* EXERCISE DETAILS
Identify the lines bearing the string "Onthophagus" and gather them.

>>>>>

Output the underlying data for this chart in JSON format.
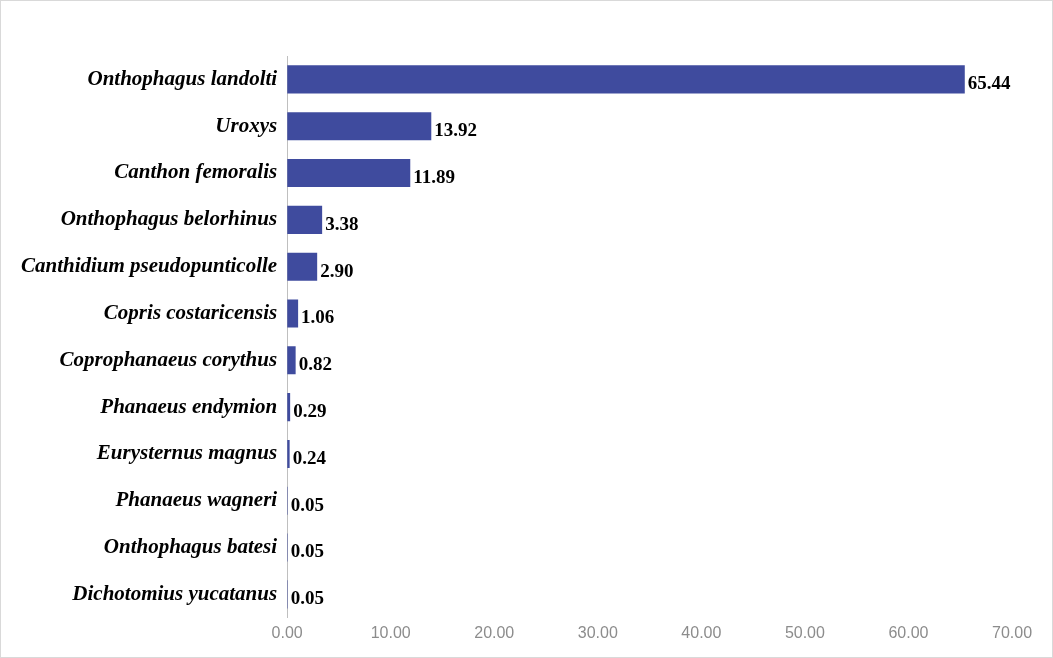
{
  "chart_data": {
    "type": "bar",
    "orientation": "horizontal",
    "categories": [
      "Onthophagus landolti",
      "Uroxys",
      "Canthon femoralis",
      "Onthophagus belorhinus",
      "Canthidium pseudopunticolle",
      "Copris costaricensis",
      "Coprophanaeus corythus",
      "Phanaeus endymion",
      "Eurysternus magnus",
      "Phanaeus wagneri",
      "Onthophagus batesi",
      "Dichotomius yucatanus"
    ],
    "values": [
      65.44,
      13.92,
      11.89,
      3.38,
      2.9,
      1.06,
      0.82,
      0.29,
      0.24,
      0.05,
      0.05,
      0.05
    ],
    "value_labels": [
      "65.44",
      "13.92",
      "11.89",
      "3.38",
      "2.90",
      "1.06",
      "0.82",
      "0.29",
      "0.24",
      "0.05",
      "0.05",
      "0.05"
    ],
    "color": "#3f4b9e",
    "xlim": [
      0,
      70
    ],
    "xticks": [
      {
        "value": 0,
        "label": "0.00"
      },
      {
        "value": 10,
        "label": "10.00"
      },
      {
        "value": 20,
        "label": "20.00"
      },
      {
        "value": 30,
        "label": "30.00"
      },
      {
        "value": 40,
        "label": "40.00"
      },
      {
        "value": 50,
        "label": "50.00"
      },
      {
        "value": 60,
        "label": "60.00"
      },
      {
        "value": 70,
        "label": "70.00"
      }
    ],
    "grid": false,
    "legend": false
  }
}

<<<<<

* WRITTEN REPLY
      "Onthophagus landolti",
      "Onthophagus belorhinus",
      "Onthophagus batesi",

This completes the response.